Identify the lines that include the word "竞标人为法人或其他组织的", then copy all of them.

Stored entries:
======
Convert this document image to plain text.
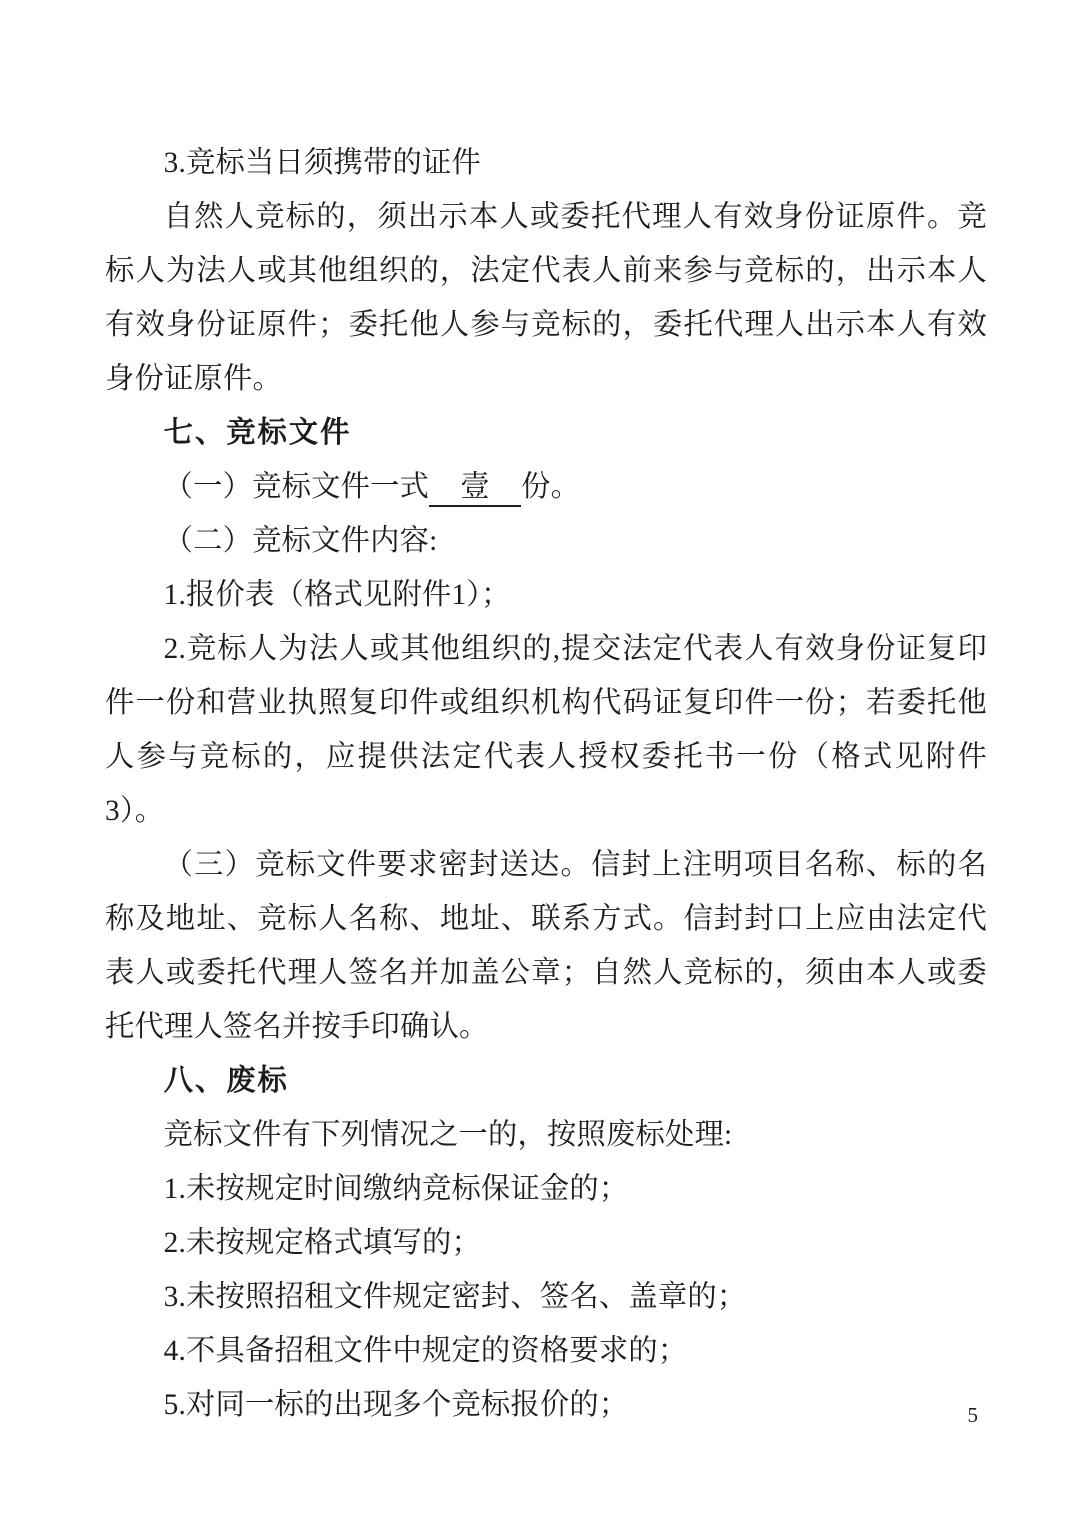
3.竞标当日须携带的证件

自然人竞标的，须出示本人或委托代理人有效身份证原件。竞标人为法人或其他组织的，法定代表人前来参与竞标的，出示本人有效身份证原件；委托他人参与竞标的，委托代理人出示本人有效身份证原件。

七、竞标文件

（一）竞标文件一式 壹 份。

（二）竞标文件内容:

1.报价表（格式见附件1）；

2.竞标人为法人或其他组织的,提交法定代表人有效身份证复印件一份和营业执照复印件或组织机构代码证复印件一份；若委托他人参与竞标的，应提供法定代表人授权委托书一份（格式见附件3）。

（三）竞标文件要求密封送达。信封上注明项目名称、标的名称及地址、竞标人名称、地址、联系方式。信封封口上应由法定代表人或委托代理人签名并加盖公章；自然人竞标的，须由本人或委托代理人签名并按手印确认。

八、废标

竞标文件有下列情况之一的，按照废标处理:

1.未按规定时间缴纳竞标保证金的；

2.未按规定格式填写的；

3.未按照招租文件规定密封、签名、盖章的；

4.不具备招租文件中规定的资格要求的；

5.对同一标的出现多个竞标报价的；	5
======
### [Expected answer]
自然人竞标的，须出示本人或委托代理人有效身份证原件。竞标人为法人或其他组织的，法定代表人前来参与竞标的，出示本人有效身份证原件；委托他人参与竞标的，委托代理人出示本人有效身份证原件。
2.竞标人为法人或其他组织的,提交法定代表人有效身份证复印件一份和营业执照复印件或组织机构代码证复印件一份；若委托他人参与竞标的，应提供法定代表人授权委托书一份（格式见附件3）。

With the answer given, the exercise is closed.